▶ **SET TASK**
Reproduce all records exactly.

▶ **RAW DATA**
════════

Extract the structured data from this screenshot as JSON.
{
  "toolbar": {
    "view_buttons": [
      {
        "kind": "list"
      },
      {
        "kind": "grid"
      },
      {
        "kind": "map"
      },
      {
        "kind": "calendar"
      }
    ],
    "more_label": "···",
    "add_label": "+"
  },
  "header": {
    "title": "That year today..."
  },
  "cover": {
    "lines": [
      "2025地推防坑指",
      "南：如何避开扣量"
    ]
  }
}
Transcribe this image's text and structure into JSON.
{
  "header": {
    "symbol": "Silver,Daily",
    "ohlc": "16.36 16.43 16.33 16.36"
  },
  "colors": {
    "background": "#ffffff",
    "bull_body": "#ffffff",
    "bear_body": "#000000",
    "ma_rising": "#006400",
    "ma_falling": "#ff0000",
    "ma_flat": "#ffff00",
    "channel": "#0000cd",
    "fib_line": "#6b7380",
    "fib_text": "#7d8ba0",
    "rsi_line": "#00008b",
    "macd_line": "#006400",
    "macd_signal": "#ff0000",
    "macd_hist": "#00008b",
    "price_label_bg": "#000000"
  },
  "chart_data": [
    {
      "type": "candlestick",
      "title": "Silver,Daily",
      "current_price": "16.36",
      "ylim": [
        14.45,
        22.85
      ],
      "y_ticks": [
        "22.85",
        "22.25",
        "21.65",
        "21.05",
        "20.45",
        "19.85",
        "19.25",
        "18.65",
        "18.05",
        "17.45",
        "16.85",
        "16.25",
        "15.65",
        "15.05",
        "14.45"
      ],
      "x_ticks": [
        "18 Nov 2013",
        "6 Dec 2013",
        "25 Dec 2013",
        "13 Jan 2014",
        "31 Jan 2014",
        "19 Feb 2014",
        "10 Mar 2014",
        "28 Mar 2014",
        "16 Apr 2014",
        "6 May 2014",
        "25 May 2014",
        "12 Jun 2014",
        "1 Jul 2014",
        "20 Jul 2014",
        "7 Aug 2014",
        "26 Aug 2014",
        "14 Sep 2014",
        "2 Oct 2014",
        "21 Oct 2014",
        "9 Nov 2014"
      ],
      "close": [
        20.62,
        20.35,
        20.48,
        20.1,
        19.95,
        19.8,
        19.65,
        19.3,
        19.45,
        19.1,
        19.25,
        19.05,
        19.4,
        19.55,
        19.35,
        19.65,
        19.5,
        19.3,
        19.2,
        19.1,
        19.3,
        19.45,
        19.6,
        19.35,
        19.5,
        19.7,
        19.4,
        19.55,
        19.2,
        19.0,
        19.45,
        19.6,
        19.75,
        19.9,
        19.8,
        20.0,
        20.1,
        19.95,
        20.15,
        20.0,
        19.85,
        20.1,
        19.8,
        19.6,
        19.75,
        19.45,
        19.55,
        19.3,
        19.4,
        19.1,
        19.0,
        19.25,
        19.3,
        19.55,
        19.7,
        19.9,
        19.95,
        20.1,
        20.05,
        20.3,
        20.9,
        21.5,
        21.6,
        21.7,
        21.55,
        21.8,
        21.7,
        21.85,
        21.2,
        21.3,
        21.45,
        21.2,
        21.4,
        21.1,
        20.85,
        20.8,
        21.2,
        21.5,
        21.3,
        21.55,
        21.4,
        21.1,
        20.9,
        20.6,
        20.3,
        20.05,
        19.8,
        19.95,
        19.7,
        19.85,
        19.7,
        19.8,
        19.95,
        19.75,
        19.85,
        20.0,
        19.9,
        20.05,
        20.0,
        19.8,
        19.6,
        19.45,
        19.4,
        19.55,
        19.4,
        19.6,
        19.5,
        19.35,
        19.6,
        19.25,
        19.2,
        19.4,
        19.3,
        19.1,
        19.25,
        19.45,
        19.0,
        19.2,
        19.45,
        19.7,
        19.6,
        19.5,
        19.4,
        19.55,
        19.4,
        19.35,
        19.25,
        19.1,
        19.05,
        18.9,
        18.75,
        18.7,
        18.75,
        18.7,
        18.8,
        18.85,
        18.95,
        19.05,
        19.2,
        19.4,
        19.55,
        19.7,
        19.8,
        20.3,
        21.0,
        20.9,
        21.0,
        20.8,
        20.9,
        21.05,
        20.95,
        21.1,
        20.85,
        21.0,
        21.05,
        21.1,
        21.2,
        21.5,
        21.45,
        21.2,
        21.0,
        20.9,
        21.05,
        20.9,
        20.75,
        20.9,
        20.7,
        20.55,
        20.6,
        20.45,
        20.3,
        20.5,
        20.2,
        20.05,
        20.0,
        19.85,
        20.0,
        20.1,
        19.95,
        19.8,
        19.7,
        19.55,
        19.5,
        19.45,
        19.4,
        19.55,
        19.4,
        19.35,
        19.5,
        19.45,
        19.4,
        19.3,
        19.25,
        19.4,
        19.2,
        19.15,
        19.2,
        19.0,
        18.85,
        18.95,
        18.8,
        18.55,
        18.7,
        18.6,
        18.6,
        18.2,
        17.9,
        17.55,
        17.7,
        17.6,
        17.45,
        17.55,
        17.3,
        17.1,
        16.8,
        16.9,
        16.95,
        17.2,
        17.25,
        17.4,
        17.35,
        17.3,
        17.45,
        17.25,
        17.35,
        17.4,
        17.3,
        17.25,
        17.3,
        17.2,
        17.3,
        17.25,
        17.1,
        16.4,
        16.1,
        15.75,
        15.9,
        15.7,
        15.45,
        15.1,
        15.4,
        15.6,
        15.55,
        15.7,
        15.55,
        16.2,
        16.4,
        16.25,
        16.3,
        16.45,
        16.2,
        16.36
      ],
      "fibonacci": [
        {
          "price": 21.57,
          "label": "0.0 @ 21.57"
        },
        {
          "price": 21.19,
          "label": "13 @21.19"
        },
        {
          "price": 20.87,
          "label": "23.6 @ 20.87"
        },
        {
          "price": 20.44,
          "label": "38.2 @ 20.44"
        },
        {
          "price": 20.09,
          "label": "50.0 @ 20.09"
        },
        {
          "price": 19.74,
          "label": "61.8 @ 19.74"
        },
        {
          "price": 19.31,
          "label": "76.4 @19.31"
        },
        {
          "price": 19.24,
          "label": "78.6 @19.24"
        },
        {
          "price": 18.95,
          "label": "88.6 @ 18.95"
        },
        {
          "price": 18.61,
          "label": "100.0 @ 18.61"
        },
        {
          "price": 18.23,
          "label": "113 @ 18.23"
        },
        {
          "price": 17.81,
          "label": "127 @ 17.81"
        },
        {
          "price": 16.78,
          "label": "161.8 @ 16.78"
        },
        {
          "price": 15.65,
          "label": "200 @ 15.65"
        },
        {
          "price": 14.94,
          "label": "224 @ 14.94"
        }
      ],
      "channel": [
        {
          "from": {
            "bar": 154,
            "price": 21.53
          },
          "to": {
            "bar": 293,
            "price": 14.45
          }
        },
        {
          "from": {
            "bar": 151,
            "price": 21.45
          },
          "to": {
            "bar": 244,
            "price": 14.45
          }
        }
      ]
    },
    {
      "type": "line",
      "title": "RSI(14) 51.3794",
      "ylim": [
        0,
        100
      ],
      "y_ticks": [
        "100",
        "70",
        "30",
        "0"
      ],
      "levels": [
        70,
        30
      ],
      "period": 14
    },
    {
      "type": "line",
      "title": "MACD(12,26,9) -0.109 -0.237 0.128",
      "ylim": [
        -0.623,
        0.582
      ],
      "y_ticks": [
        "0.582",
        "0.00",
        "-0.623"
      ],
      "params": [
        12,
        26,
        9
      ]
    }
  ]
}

════════

▶ **SOLUTION FOR THIS EXERCISE**
Extract the structured data from this screenshot as JSON.
{
  "toolbar": {
    "view_buttons": [
      {
        "kind": "list"
      },
      {
        "kind": "grid"
      },
      {
        "kind": "map"
      },
      {
        "kind": "calendar"
      }
    ],
    "more_label": "···",
    "add_label": "+"
  },
  "header": {
    "title": "That year today..."
  },
  "cover": {
    "lines": [
      "2025地推防坑指",
      "南：如何避开扣量"
    ]
  }
}
Transcribe this image's text and structure into JSON.
{
  "header": {
    "symbol": "Silver,Daily",
    "ohlc": "16.36 16.43 16.33 16.36"
  },
  "colors": {
    "background": "#ffffff",
    "bull_body": "#ffffff",
    "bear_body": "#000000",
    "ma_rising": "#006400",
    "ma_falling": "#ff0000",
    "ma_flat": "#ffff00",
    "channel": "#0000cd",
    "fib_line": "#6b7380",
    "fib_text": "#7d8ba0",
    "rsi_line": "#00008b",
    "macd_line": "#006400",
    "macd_signal": "#ff0000",
    "macd_hist": "#00008b",
    "price_label_bg": "#000000"
  },
  "chart_data": [
    {
      "type": "candlestick",
      "title": "Silver,Daily",
      "current_price": "16.36",
      "ylim": [
        14.45,
        22.85
      ],
      "y_ticks": [
        "22.85",
        "22.25",
        "21.65",
        "21.05",
        "20.45",
        "19.85",
        "19.25",
        "18.65",
        "18.05",
        "17.45",
        "16.85",
        "16.25",
        "15.65",
        "15.05",
        "14.45"
      ],
      "x_ticks": [
        "18 Nov 2013",
        "6 Dec 2013",
        "25 Dec 2013",
        "13 Jan 2014",
        "31 Jan 2014",
        "19 Feb 2014",
        "10 Mar 2014",
        "28 Mar 2014",
        "16 Apr 2014",
        "6 May 2014",
        "25 May 2014",
        "12 Jun 2014",
        "1 Jul 2014",
        "20 Jul 2014",
        "7 Aug 2014",
        "26 Aug 2014",
        "14 Sep 2014",
        "2 Oct 2014",
        "21 Oct 2014",
        "9 Nov 2014"
      ],
      "close": [
        20.62,
        20.35,
        20.48,
        20.1,
        19.95,
        19.8,
        19.65,
        19.3,
        19.45,
        19.1,
        19.25,
        19.05,
        19.4,
        19.55,
        19.35,
        19.65,
        19.5,
        19.3,
        19.2,
        19.1,
        19.3,
        19.45,
        19.6,
        19.35,
        19.5,
        19.7,
        19.4,
        19.55,
        19.2,
        19.0,
        19.45,
        19.6,
        19.75,
        19.9,
        19.8,
        20.0,
        20.1,
        19.95,
        20.15,
        20.0,
        19.85,
        20.1,
        19.8,
        19.6,
        19.75,
        19.45,
        19.55,
        19.3,
        19.4,
        19.1,
        19.0,
        19.25,
        19.3,
        19.55,
        19.7,
        19.9,
        19.95,
        20.1,
        20.05,
        20.3,
        20.9,
        21.5,
        21.6,
        21.7,
        21.55,
        21.8,
        21.7,
        21.85,
        21.2,
        21.3,
        21.45,
        21.2,
        21.4,
        21.1,
        20.85,
        20.8,
        21.2,
        21.5,
        21.3,
        21.55,
        21.4,
        21.1,
        20.9,
        20.6,
        20.3,
        20.05,
        19.8,
        19.95,
        19.7,
        19.85,
        19.7,
        19.8,
        19.95,
        19.75,
        19.85,
        20.0,
        19.9,
        20.05,
        20.0,
        19.8,
        19.6,
        19.45,
        19.4,
        19.55,
        19.4,
        19.6,
        19.5,
        19.35,
        19.6,
        19.25,
        19.2,
        19.4,
        19.3,
        19.1,
        19.25,
        19.45,
        19.0,
        19.2,
        19.45,
        19.7,
        19.6,
        19.5,
        19.4,
        19.55,
        19.4,
        19.35,
        19.25,
        19.1,
        19.05,
        18.9,
        18.75,
        18.7,
        18.75,
        18.7,
        18.8,
        18.85,
        18.95,
        19.05,
        19.2,
        19.4,
        19.55,
        19.7,
        19.8,
        20.3,
        21.0,
        20.9,
        21.0,
        20.8,
        20.9,
        21.05,
        20.95,
        21.1,
        20.85,
        21.0,
        21.05,
        21.1,
        21.2,
        21.5,
        21.45,
        21.2,
        21.0,
        20.9,
        21.05,
        20.9,
        20.75,
        20.9,
        20.7,
        20.55,
        20.6,
        20.45,
        20.3,
        20.5,
        20.2,
        20.05,
        20.0,
        19.85,
        20.0,
        20.1,
        19.95,
        19.8,
        19.7,
        19.55,
        19.5,
        19.45,
        19.4,
        19.55,
        19.4,
        19.35,
        19.5,
        19.45,
        19.4,
        19.3,
        19.25,
        19.4,
        19.2,
        19.15,
        19.2,
        19.0,
        18.85,
        18.95,
        18.8,
        18.55,
        18.7,
        18.6,
        18.6,
        18.2,
        17.9,
        17.55,
        17.7,
        17.6,
        17.45,
        17.55,
        17.3,
        17.1,
        16.8,
        16.9,
        16.95,
        17.2,
        17.25,
        17.4,
        17.35,
        17.3,
        17.45,
        17.25,
        17.35,
        17.4,
        17.3,
        17.25,
        17.3,
        17.2,
        17.3,
        17.25,
        17.1,
        16.4,
        16.1,
        15.75,
        15.9,
        15.7,
        15.45,
        15.1,
        15.4,
        15.6,
        15.55,
        15.7,
        15.55,
        16.2,
        16.4,
        16.25,
        16.3,
        16.45,
        16.2,
        16.36
      ],
      "fibonacci": [
        {
          "price": 21.57,
          "label": "0.0 @ 21.57"
        },
        {
          "price": 21.19,
          "label": "13 @21.19"
        },
        {
          "price": 20.87,
          "label": "23.6 @ 20.87"
        },
        {
          "price": 20.44,
          "label": "38.2 @ 20.44"
        },
        {
          "price": 20.09,
          "label": "50.0 @ 20.09"
        },
        {
          "price": 19.74,
          "label": "61.8 @ 19.74"
        },
        {
          "price": 19.31,
          "label": "76.4 @19.31"
        },
        {
          "price": 19.24,
          "label": "78.6 @19.24"
        },
        {
          "price": 18.95,
          "label": "88.6 @ 18.95"
        },
        {
          "price": 18.61,
          "label": "100.0 @ 18.61"
        },
        {
          "price": 18.23,
          "label": "113 @ 18.23"
        },
        {
          "price": 17.81,
          "label": "127 @ 17.81"
        },
        {
          "price": 16.78,
          "label": "161.8 @ 16.78"
        },
        {
          "price": 15.65,
          "label": "200 @ 15.65"
        },
        {
          "price": 14.94,
          "label": "224 @ 14.94"
        }
      ],
      "channel": [
        {
          "from": {
            "bar": 154,
            "price": 21.53
          },
          "to": {
            "bar": 293,
            "price": 14.45
          }
        },
        {
          "from": {
            "bar": 151,
            "price": 21.45
          },
          "to": {
            "bar": 244,
            "price": 14.45
          }
        }
      ]
    },
    {
      "type": "line",
      "title": "RSI(14) 51.3794",
      "ylim": [
        0,
        100
      ],
      "y_ticks": [
        "100",
        "70",
        "30",
        "0"
      ],
      "levels": [
        70,
        30
      ],
      "period": 14
    },
    {
      "type": "line",
      "title": "MACD(12,26,9) -0.109 -0.237 0.128",
      "ylim": [
        -0.623,
        0.582
      ],
      "y_ticks": [
        "0.582",
        "0.00",
        "-0.623"
      ],
      "params": [
        12,
        26,
        9
      ]
    }
  ]
}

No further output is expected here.